YOUR GOAL: In the forum thread about the Yucatan impact, what diameter and speed around the sun are given for the Earth?

PASSAGE GIVEN:
- - - - -
A small tap on the crust? Are you for real? The velicity of the impactor greatly increases the effect of the impact. Take the rail gun for example a very small projectile accelerated to hypersonic speeds. Its like a needle strucking with the force of an artillery shell. And we aren't talking about a needle we're talking about a chunk of rock 6 miles across moving at 25 miles a second or faster. The shockwaves from krakatoa circled the Earth 7 times. The impact in the Yucatan was 500000 times as powerful. Its a miracle the planet wasn't knocked completely out of its orbit. In point of fact I thinks its a large reason why our orbit is eliptical. I think our orbit used to be more circular which would have given the whole planet a far more temperate climate.
 
  • #4


Godspanther said:
In point of fact I thinks its a large reason why our orbit is eliptical. I think our orbit used to be more circular which would have given the whole planet a far more temperate climate.

I do agree with your main point, but i disagree on the matter of elliptical orbit significantly affecting climate.. Our seasonal temp variations are due to the Earth's tilt. I.e., northern hemisphere 'summer' occurs when sun's rays strike that region of the Earth's surface in a more-perpendicular fashion. Likewise, winter there occurs when our solar orbit is at a location where Sol's rays meet Earth at a lower angle. The degree of 'ellipse' of Earth's orbit is trivial.
 
  • #5


Godspanther said:
Its a miracle the planet wasn't knocked completely out of its orbit.
The Earth is a ball of rock 8000 miles in diameter moving at 20miles/second around the sun.
To change this you need to hit it with something of similar size at similar speed - a meteor does zilch
 
  • #6
re: NobodySpecial
True, true, I got a little carried away with my response it's just that tiny tim was so oblivious to the obvious it irritated me. Which brings me to my next reply...

re: tkjtkj
You aren't putting 2 & 2 together. The tilt and the ellipse. They may both have had the same cause. Before the impact the Earth may not have had the tilt and may also have had a more cicrular orbit. This may have lead to the degree of seasonal variations.
 
  • #7
Godspanther, you were asking for the magnetic poles, and tiny-tim answered your question.
- - - - -
Dataset rows:
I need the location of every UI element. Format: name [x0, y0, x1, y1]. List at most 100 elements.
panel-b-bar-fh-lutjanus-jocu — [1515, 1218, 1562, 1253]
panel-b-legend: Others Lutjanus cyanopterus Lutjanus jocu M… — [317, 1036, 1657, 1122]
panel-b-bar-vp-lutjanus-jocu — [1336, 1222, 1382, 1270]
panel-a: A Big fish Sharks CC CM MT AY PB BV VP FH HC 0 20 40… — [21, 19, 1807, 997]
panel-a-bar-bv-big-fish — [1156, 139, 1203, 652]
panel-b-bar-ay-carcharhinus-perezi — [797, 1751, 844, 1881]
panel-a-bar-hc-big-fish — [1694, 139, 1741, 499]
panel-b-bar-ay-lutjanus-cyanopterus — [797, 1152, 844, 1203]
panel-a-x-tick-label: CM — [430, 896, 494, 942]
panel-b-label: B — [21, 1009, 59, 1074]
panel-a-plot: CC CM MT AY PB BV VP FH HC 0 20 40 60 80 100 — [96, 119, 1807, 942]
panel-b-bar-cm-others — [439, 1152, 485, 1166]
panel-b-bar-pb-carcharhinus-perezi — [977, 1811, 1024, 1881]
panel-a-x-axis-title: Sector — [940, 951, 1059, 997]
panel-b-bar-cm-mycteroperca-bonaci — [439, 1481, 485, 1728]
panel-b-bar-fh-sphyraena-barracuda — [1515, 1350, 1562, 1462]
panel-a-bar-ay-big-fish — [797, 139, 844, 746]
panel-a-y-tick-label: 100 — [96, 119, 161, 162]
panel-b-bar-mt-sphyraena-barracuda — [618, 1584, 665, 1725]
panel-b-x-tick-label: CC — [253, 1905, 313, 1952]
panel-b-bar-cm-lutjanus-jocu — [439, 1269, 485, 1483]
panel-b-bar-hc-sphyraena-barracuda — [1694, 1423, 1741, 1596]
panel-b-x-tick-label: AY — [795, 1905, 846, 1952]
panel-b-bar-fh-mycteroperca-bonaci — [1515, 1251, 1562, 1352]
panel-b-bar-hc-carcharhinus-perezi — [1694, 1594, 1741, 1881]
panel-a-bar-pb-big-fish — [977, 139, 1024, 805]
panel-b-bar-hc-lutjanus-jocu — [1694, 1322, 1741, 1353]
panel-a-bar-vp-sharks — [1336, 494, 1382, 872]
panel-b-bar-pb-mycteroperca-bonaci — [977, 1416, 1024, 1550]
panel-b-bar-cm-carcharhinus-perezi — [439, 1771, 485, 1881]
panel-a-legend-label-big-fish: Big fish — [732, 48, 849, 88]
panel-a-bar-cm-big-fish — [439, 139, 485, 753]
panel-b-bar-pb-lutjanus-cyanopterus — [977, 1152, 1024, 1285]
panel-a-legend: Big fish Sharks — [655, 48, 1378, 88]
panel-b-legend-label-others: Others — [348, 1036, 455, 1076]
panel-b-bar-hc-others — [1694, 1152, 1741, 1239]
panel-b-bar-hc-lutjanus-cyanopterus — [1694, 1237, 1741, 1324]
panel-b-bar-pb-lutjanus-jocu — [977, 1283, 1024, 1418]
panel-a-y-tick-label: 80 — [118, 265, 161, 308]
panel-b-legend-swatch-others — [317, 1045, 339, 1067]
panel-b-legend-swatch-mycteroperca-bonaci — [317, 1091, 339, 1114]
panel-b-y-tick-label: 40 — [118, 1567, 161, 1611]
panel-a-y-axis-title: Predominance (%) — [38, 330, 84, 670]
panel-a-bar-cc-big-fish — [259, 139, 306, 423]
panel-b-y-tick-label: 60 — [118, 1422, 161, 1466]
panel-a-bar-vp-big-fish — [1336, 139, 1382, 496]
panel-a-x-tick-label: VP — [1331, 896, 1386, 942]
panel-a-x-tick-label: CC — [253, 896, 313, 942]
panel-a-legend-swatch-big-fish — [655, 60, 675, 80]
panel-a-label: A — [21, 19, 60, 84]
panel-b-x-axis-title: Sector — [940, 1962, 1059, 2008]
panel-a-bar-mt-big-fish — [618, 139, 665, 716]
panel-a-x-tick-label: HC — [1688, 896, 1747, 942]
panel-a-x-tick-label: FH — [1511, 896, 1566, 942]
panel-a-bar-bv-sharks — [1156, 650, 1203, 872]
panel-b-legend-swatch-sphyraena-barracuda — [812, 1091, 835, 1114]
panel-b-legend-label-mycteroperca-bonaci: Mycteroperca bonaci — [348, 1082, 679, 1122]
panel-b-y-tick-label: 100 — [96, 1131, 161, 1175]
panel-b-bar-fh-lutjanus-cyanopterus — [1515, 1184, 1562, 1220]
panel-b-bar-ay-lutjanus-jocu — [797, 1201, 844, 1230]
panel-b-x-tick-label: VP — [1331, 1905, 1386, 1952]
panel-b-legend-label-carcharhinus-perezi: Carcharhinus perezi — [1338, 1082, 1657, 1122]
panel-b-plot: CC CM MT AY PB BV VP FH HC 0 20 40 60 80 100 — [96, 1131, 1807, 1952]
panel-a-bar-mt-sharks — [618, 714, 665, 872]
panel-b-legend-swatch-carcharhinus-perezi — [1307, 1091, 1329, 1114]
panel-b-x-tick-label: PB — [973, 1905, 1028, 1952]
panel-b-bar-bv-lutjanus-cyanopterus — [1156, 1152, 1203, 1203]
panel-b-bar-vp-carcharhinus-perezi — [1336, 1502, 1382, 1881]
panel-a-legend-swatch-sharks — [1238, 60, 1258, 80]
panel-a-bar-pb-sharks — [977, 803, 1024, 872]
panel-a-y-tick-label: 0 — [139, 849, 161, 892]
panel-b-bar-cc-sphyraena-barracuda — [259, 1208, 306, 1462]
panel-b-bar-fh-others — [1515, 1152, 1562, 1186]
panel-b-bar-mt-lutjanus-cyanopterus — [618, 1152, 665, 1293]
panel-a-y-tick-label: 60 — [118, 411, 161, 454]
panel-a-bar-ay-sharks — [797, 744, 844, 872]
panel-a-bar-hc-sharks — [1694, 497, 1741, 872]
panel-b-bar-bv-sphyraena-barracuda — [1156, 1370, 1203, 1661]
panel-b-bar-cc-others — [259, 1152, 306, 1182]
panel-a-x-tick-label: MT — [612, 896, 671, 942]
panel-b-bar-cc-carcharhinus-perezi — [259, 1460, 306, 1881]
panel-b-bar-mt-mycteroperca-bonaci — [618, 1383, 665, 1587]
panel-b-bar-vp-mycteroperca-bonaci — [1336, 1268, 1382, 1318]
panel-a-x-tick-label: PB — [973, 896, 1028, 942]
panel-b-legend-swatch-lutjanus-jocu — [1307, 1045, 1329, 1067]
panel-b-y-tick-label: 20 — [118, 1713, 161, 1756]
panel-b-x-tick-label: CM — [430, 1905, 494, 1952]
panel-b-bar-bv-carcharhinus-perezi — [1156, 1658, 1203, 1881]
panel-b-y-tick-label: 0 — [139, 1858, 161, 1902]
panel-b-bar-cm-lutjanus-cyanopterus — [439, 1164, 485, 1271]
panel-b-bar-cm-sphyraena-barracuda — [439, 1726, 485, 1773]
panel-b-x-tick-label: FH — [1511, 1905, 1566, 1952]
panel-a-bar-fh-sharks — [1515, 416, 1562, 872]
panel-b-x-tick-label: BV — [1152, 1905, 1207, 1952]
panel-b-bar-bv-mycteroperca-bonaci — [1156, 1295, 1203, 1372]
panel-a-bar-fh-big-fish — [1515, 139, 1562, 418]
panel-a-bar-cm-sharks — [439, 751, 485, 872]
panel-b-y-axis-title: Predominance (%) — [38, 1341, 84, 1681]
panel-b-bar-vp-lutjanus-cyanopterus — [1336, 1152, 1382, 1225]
- - - - -
WRITTEN SOLUTION: 8000 miles in diameter, moving at 20 miles per second around the sun.